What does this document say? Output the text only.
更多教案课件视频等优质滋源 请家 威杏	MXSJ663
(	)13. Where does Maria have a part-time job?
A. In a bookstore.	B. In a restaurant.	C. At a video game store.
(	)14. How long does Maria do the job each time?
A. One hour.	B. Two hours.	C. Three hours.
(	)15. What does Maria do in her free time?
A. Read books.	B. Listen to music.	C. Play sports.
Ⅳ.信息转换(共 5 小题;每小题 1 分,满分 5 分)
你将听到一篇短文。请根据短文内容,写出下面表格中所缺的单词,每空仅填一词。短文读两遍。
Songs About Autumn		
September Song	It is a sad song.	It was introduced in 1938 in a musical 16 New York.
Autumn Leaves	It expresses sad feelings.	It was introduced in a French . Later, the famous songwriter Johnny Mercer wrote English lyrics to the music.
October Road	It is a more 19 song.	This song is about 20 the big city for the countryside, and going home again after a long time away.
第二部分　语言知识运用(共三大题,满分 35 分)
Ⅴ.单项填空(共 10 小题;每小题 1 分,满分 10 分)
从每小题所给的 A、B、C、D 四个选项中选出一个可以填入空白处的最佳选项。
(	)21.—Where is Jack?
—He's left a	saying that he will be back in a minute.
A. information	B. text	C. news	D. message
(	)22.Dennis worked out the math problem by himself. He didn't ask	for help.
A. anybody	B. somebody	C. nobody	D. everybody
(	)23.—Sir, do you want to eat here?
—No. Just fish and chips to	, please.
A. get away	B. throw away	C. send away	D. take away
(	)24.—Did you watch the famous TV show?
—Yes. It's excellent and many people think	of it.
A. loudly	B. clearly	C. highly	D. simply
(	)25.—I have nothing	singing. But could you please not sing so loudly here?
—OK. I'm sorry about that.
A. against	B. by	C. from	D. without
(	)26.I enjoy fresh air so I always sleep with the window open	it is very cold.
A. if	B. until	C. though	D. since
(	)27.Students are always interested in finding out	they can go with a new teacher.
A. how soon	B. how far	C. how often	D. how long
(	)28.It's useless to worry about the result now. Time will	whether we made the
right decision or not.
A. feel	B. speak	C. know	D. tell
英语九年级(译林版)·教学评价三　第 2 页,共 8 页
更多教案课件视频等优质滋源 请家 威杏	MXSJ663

..............................

■ **GIVEN TASK**
Tally the lines of the material above that contain the word "please" and report the total alone.

■ **WRITTEN SOLUTION**
2